• [Aim of the task]:
Scan each line of the records for the word "transportation" and extract the ones that have it.

— start of Supplied records —

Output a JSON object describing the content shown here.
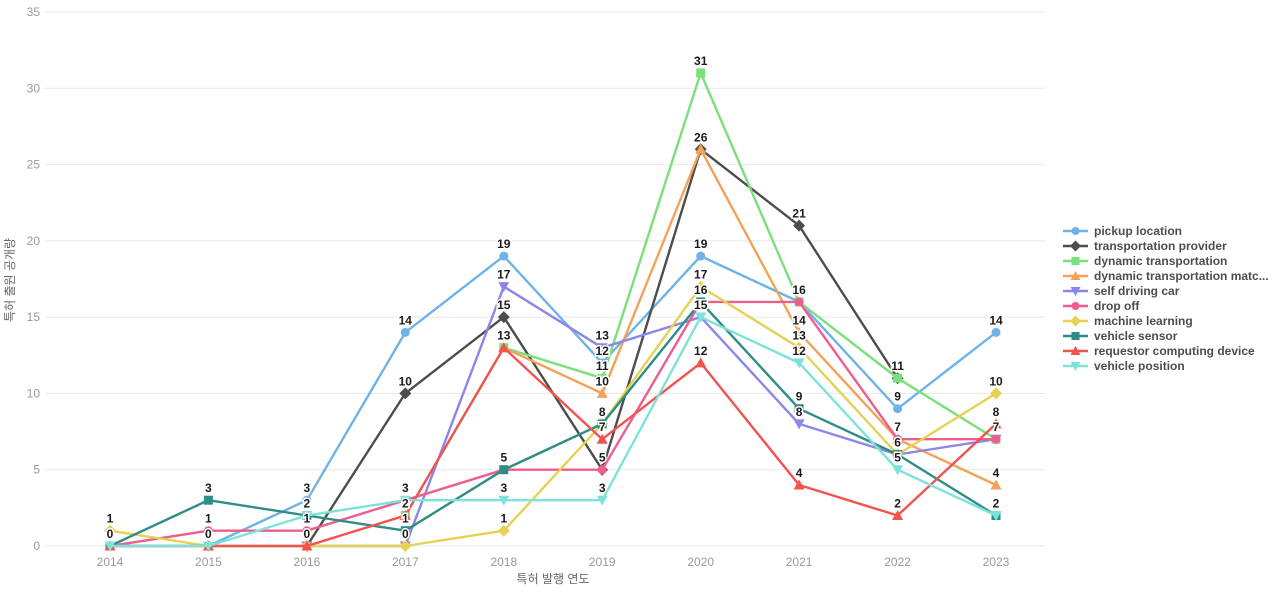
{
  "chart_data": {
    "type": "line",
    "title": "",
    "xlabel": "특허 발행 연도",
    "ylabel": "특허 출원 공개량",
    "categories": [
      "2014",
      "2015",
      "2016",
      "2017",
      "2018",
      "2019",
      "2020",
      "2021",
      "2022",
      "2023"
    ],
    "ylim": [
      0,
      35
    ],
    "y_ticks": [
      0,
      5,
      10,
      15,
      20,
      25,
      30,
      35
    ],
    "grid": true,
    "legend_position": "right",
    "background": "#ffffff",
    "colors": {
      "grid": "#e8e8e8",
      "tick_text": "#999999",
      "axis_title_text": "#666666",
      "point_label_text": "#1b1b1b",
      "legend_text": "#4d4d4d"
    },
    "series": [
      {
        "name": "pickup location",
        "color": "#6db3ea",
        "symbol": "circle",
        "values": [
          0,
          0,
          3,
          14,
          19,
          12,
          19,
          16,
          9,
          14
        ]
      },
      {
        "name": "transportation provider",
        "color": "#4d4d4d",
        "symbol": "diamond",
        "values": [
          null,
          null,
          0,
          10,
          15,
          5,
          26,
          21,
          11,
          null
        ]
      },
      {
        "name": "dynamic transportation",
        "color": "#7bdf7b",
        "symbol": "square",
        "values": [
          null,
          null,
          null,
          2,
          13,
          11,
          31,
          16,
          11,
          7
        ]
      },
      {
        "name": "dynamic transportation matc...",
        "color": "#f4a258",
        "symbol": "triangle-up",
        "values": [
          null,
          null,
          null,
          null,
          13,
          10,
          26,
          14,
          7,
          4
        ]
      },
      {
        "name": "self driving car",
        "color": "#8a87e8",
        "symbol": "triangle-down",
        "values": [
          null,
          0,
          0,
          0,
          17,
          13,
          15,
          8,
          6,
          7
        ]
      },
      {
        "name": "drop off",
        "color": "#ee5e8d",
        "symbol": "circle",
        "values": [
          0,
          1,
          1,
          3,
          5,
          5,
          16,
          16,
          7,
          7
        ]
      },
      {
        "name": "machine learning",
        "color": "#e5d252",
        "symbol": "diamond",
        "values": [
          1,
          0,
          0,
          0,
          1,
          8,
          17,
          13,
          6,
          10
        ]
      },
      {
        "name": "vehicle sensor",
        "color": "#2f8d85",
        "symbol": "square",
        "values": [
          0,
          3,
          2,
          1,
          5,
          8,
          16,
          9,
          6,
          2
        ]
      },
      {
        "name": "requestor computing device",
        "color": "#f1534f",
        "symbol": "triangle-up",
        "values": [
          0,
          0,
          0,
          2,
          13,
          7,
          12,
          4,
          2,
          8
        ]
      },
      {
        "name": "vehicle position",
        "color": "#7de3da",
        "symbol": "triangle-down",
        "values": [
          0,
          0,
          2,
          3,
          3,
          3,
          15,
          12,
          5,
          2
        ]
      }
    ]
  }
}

— end of Supplied records —

• [The reply]:
        "name": "transportation provider",
        "name": "dynamic transportation",
        "name": "dynamic transportation matc...",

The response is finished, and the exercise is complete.